- THE DATA -
<<<<

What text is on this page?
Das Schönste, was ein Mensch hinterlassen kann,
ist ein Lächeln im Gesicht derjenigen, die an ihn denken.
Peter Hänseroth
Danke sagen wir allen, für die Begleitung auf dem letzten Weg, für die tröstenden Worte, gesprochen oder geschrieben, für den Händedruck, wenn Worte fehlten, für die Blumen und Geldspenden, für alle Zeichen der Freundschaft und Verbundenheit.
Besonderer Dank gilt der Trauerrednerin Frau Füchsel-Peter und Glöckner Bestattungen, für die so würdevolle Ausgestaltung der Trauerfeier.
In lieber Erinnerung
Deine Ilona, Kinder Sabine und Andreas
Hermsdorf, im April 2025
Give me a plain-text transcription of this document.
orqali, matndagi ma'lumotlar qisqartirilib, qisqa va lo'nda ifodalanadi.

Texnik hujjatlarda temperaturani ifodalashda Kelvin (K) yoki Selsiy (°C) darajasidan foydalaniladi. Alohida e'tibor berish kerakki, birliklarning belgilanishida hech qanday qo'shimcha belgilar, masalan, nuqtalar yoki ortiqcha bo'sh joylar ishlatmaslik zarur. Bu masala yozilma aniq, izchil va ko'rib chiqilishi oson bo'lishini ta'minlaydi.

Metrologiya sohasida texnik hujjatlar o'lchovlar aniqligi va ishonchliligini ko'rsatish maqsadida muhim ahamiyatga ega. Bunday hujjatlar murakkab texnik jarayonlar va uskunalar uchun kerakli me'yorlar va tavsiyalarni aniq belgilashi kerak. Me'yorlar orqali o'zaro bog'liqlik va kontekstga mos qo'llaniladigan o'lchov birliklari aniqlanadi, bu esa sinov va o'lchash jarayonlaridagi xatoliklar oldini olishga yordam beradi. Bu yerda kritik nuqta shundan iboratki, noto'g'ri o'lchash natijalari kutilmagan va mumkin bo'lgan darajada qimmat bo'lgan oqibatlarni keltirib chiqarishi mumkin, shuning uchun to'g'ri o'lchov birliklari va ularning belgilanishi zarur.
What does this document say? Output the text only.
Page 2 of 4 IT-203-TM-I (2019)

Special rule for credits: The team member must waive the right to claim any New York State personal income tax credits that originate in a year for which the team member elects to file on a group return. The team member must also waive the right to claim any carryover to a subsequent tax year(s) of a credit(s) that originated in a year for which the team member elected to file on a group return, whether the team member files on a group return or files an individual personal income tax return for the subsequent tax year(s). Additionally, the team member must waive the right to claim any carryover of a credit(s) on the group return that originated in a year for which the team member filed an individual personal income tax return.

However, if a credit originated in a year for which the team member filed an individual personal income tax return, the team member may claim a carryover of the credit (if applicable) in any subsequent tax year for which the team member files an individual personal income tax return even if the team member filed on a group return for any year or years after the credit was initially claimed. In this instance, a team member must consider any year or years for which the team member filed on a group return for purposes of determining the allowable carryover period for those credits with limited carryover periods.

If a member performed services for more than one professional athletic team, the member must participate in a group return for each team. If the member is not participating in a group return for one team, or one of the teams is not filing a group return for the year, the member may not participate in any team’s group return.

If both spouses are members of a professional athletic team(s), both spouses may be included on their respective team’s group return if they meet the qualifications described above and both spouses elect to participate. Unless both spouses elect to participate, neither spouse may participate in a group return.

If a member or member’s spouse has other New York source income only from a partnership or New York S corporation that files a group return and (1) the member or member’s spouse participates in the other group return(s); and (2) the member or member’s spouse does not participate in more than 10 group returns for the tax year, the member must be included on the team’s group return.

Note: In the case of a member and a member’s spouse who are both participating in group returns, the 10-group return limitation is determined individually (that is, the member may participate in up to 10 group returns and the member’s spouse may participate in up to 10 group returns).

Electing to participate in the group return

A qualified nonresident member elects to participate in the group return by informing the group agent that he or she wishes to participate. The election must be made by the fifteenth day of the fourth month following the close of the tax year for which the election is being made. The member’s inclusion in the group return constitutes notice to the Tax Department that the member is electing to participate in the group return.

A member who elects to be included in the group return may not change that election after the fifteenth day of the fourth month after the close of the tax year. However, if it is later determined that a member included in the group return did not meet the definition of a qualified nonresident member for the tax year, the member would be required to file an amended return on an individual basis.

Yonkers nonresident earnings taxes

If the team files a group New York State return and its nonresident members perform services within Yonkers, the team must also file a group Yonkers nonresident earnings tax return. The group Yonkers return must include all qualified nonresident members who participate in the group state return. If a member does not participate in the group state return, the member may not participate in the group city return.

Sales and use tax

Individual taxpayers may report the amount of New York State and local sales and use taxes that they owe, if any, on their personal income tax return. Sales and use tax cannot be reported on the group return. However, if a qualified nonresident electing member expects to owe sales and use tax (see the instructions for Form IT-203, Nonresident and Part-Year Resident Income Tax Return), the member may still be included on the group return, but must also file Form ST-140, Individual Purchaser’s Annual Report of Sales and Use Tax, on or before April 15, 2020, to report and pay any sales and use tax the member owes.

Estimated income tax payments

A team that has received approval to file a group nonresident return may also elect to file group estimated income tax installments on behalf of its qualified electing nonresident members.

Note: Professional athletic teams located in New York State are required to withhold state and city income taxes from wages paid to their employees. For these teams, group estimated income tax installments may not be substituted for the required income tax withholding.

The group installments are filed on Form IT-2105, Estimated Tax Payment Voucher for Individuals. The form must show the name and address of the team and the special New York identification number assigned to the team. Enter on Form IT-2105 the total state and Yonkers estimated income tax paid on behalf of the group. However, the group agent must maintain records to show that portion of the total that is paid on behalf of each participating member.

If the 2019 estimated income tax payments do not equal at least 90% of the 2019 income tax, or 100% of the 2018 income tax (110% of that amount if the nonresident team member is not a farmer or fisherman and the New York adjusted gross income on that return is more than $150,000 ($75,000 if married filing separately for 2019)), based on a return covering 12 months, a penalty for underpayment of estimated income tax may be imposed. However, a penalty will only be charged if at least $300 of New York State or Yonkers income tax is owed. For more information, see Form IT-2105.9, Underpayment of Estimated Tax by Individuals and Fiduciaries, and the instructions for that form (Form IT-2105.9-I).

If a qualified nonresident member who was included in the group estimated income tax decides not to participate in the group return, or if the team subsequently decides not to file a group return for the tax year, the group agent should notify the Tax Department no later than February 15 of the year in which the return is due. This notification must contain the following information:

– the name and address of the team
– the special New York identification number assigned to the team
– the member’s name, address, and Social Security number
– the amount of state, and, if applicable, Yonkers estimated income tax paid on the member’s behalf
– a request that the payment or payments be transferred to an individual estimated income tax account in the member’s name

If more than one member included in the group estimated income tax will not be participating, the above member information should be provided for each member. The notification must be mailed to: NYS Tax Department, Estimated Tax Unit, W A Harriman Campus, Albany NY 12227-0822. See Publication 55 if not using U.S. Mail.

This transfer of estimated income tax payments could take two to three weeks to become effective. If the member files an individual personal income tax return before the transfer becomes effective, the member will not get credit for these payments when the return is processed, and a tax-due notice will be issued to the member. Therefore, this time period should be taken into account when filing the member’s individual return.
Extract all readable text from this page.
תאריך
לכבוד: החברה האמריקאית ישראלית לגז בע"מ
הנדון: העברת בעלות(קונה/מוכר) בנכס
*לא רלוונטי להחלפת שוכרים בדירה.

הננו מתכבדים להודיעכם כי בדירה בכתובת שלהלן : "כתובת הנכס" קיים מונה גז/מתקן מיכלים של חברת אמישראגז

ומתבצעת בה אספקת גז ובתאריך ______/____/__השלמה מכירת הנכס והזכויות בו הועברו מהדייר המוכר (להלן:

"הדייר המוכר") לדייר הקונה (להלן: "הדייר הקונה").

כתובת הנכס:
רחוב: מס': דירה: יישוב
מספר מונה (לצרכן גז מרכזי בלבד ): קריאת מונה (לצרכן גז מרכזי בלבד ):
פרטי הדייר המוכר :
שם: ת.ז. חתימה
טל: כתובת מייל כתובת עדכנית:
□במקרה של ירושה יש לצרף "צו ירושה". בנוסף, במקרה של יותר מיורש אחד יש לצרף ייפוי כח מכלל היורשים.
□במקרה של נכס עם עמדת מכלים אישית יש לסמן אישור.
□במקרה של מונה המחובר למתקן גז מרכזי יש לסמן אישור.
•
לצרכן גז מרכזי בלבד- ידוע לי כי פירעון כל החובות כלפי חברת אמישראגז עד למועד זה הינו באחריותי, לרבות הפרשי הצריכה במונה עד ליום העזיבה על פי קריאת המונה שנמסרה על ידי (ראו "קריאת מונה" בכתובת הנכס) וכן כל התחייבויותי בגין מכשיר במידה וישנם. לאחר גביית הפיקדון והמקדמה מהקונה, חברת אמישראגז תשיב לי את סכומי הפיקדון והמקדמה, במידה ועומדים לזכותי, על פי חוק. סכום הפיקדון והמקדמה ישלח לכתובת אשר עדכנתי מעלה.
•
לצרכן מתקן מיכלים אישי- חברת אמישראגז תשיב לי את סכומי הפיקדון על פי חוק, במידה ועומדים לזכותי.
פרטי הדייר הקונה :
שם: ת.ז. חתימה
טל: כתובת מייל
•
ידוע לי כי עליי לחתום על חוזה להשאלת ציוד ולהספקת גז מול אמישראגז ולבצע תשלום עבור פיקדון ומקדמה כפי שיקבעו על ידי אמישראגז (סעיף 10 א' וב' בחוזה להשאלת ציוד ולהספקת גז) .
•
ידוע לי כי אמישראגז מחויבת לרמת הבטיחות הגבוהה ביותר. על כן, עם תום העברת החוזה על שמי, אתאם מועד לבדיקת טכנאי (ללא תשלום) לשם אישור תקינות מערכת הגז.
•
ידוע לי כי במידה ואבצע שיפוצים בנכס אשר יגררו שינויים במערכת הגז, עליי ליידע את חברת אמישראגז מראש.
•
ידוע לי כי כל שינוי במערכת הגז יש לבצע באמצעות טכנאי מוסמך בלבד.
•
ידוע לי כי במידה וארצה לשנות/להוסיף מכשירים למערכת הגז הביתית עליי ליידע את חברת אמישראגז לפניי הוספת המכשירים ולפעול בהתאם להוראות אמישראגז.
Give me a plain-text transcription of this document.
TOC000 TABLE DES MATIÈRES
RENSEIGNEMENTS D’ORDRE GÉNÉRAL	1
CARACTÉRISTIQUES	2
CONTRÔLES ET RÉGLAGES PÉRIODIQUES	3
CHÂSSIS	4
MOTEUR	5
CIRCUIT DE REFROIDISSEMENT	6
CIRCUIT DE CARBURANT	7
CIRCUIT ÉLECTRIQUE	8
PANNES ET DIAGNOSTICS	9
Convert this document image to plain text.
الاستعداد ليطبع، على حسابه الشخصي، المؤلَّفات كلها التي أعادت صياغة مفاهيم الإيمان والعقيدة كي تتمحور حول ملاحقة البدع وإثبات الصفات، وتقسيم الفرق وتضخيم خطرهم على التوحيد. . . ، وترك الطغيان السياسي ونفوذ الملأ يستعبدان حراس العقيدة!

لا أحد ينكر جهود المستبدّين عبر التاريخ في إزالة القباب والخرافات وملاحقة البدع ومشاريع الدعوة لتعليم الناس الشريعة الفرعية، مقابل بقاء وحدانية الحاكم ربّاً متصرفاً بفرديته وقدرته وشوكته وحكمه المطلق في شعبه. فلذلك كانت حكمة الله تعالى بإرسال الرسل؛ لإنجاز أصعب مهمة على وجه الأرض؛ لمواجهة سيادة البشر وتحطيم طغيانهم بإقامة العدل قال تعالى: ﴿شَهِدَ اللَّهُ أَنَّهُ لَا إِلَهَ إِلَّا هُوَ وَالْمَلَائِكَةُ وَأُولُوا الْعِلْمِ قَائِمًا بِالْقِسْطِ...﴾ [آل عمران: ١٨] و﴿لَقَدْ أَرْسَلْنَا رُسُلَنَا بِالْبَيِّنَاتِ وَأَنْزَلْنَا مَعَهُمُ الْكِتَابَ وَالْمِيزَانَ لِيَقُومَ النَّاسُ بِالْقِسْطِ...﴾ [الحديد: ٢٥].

>>>>

- REQUIRED TASK -
List all lines in the material containing the string "installments".

- SOLVED PROBLEM -
A team that has received approval to file a group nonresident return may also elect to file group estimated income tax installments on behalf of its qualified electing nonresident members.
Note: Professional athletic teams located in New York State are required to withhold state and city income taxes from wages paid to their employees. For these teams, group estimated income tax installments may not be substituted for the required income tax withholding.
The group installments are filed on Form IT-2105, Estimated Tax Payment Voucher for Individuals. The form must show the name and address of the team and the special New York identification number assigned to the team. Enter on Form IT-2105 the total state and Yonkers estimated income tax paid on behalf of the group. However, the group agent must maintain records to show that portion of the total that is paid on behalf of each participating member.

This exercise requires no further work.